— start —

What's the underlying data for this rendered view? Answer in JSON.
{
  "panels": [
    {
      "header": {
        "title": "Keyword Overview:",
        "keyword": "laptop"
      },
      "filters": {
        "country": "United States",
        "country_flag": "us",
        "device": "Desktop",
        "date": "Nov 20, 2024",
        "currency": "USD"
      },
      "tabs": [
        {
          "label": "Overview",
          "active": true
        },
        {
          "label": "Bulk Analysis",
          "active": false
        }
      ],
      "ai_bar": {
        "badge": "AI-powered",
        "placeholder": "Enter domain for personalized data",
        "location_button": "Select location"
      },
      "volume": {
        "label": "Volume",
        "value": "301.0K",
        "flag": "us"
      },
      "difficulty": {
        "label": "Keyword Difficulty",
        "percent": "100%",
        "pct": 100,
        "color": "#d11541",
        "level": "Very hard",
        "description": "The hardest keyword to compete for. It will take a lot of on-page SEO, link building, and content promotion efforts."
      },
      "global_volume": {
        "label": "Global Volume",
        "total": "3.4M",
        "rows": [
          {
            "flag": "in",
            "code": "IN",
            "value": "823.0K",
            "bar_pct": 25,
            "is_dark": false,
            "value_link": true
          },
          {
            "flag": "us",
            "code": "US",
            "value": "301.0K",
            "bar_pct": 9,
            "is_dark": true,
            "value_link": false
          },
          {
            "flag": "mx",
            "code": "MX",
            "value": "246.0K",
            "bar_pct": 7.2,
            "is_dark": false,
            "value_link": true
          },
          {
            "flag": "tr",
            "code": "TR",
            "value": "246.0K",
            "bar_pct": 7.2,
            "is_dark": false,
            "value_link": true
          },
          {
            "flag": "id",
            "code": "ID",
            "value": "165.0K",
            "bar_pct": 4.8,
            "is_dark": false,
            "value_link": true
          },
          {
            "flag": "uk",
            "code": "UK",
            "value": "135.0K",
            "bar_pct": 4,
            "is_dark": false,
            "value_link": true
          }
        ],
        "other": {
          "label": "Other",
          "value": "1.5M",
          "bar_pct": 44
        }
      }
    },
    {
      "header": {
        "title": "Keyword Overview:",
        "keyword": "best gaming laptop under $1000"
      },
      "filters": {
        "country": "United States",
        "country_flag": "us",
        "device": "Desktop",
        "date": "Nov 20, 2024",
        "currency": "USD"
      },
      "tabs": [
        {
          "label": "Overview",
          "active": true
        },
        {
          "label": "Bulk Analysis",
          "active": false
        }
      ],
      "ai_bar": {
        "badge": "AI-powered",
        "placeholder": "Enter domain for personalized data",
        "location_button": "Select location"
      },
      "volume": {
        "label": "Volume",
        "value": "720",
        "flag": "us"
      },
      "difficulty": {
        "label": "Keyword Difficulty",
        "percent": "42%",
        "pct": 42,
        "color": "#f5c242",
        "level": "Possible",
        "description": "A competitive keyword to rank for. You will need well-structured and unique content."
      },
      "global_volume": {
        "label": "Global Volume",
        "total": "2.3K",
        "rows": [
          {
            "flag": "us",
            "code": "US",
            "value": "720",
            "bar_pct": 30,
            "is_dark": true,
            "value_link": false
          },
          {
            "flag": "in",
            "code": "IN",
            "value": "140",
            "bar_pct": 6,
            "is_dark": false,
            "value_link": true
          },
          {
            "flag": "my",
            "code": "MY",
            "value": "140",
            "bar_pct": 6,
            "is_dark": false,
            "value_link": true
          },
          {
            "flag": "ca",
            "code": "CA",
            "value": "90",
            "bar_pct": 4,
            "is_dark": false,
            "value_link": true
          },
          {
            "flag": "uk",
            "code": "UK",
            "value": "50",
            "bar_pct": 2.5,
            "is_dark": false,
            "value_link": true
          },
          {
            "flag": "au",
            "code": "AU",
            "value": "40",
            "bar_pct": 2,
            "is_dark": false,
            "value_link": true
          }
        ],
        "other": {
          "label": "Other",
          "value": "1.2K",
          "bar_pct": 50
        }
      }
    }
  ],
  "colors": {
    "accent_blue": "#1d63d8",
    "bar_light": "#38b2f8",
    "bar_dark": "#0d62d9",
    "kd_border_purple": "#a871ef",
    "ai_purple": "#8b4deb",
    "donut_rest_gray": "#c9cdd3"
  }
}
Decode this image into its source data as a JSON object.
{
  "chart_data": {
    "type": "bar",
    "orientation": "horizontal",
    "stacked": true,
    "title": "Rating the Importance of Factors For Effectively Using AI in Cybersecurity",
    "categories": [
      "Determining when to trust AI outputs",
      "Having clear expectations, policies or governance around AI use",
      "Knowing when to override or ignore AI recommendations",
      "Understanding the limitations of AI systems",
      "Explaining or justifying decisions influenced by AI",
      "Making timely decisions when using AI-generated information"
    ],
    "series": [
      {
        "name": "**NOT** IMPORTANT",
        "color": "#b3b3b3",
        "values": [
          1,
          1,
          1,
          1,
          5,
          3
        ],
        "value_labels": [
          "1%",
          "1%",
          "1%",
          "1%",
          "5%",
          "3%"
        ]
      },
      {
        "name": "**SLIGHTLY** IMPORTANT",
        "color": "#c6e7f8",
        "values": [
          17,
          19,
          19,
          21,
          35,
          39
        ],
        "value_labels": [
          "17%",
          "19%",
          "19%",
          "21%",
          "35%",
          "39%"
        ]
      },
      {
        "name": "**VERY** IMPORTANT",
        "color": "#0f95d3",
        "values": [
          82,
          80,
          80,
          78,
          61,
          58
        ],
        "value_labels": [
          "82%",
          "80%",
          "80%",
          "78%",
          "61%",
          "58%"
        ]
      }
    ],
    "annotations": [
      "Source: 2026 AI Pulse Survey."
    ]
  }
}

— end —

Work to be completed =>
Looking at the records above, tally the lines holding "content" and reply with that number only.

Task result =>
2